▶ _Exercise tasks_
[a] Using the passage on third-party cookies, explain in one to three sentences why retargeting is valuable to digital marketers.
[b] Write the next part of the passage on third-party cookies, picking up after its final sentence.

Which marketing processes can’t be done without third-party cookies?
As we’ve seen, advertising providers have found ways to track user activity pretty much as well as ever, without third-party cookies. The same can’t be said of another key area of cookie usage: ad retargeting.
In retargeting, cookies (mostly third-party ones) are used to serve relevant display ads to users whose online behaviour suggests they are likely to make a purchase. For instance, if you have been admiring a nice pair of shoes in an online shop and then keep seeing ads for those shoes, that’s probably an example of retargeting in practice.
Retargeting is a valuable tool for digital marketers, as repeatedly drawing customers’ attention to certain products can increase click-through rate (CTR) and conversion rate. According to ReTargeter, traditional ads have a CTR of 0.07%, while the rate can be as high as 0.7% with retargeted ads.
We can still run remarketing campaigns using services such as Google Ads, but this now comes with the proviso that remarketing to users who block third-party cookies might not be as effective as it once was.

▶ _Supplied material_

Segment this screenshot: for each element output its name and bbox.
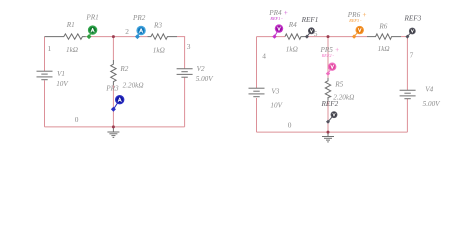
svg-text:PR1: PR1 <box>85 14 98 22</box>
wire right vertical (V4 branch) <box>406 37 408 133</box>
wire middle branch (R2) <box>112 37 114 127</box>
probe PR5 <box>326 62 337 75</box>
svg-text:R4: R4 <box>288 21 297 29</box>
svg-text:1kΩ: 1kΩ <box>153 47 165 55</box>
wire top right segment <box>401 36 407 38</box>
svg-text:3: 3 <box>187 42 191 51</box>
tiny ref label of PR4 <box>269 16 283 21</box>
probe PR1 <box>87 25 98 39</box>
svg-text:2.20kΩ: 2.20kΩ <box>123 81 144 89</box>
junction node 0 left <box>112 125 115 128</box>
wire top left segment <box>257 36 286 38</box>
svg-text:REF2: REF2 <box>321 100 339 108</box>
probe REF1 <box>305 27 315 38</box>
svg-text:R3: R3 <box>153 21 162 29</box>
svg-text:5.00V: 5.00V <box>196 75 215 83</box>
wire top middle segment <box>307 36 367 38</box>
probe PR6 <box>352 26 364 39</box>
battery V3 <box>249 88 265 97</box>
probe PR3 <box>111 95 125 112</box>
svg-text:1: 1 <box>48 44 52 53</box>
svg-text:0: 0 <box>75 115 79 124</box>
probe REF3 <box>405 28 415 39</box>
svg-text:1kΩ: 1kΩ <box>286 46 298 54</box>
probe PR4 <box>272 24 283 38</box>
battery V4 <box>400 90 416 99</box>
svg-text:5.00V: 5.00V <box>423 100 442 108</box>
tiny ref label of PR6 <box>348 18 362 23</box>
svg-text:V1: V1 <box>57 70 65 78</box>
probe REF2 <box>326 111 337 124</box>
wire top right to corner <box>177 36 185 38</box>
svg-text:1kΩ: 1kΩ <box>66 46 78 54</box>
svg-text:R5: R5 <box>334 81 343 89</box>
svg-text:R1: R1 <box>66 21 75 29</box>
wire top middle (node 2) <box>86 36 148 38</box>
svg-text:4: 4 <box>262 51 266 60</box>
svg-text:PR2: PR2 <box>132 14 146 22</box>
svg-text:5: 5 <box>314 29 318 38</box>
resistor R1 <box>45 34 86 39</box>
junction node top (right circuit) <box>327 35 330 38</box>
resistor R6 <box>367 34 401 39</box>
svg-text:REF3: REF3 <box>404 15 422 23</box>
resistor R5 <box>325 78 330 101</box>
svg-text:7: 7 <box>410 51 414 60</box>
wire middle branch (R5) <box>327 37 329 133</box>
wire bottom right circuit <box>257 131 408 133</box>
battery V1 <box>37 71 53 80</box>
svg-text:2: 2 <box>125 27 129 36</box>
svg-text:10V: 10V <box>56 80 69 88</box>
svg-text:R6: R6 <box>378 22 387 30</box>
ground (left circuit) <box>107 127 119 137</box>
wire left vertical (V1 branch) <box>44 37 46 127</box>
svg-text:R2: R2 <box>119 65 128 73</box>
svg-text:V2: V2 <box>197 65 205 73</box>
svg-text:REF1: REF1 <box>301 16 319 24</box>
resistor R3 <box>148 34 178 39</box>
junction node 0 right <box>327 131 330 134</box>
ground (right circuit) <box>322 132 334 142</box>
svg-text:REF2 -: REF2 - <box>321 53 335 58</box>
svg-text:REF3 -: REF3 - <box>348 18 362 23</box>
svg-text:V3: V3 <box>271 87 279 95</box>
svg-text:10V: 10V <box>270 101 283 109</box>
svg-text:1kΩ: 1kΩ <box>378 45 390 53</box>
wire left vertical (V3 branch) <box>256 37 258 133</box>
svg-text:V4: V4 <box>425 85 433 93</box>
junction node 2 <box>112 35 115 38</box>
svg-text:0: 0 <box>288 121 292 130</box>
probe PR2 <box>135 26 146 39</box>
wire right vertical (V2 branch) <box>184 37 186 127</box>
resistor R2 <box>111 60 116 85</box>
battery V2 <box>177 69 193 77</box>
wire bottom left circuit <box>45 126 185 128</box>
svg-text:REF1 -: REF1 - <box>269 16 283 21</box>
tiny ref label of PR5 <box>321 53 335 58</box>
resistor R4 <box>285 34 307 39</box>
svg-text:PR3: PR3 <box>105 84 119 92</box>
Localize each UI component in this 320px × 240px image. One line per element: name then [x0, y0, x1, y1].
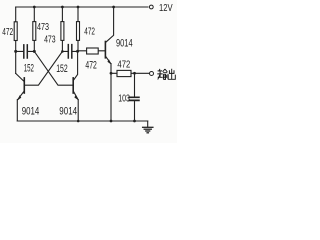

▶ _Written responses_
[a] Repeatedly drawing customers' attention to certain products can raise click-through rate and conversion rate. The passage cites ReTargeter figures: traditional ads have a click-through rate of 0.07%, while retargeted ads can reach as high as 0.7%.

[b]
How to find out whether your site is issuing third-party cookies
Despite ongoing debate, most marketers agree that third-party cookie remain an important and acceptable component of how the web works. The key is to ensure your website is using cookies responsibly, and also to provide users with clear, accurate info on what happens to their data when they interact with your site.
Any third-party services that interact with your site – including analytics applications, advertising networks and content plugins – could be issuing third-party cookies to your visitors. Most of these them probably support core functionalities, though it’s possible that some will exist only to serve the third-party’s own commercial interests.
Either way, it’s important to know which cookies your site is issuing. In the interest of GDPR compliance, every website using cookies should feature a message that tells visitors what you’ll do with their data – and to do this accurately, you’ll need to know which domains your website’s cookies are owned by.
You (or anyone else) can find out which cookies your site is issuing by entering its URL into a cookie-checker tool. Here’s a free one, that will show you a list of cookies triggered by accessing your domain. The results linked to your own domain are first-person cookies; those linked to other domains are third-party. Your website’s notice to users about cookies should cover everything these cookies are doing.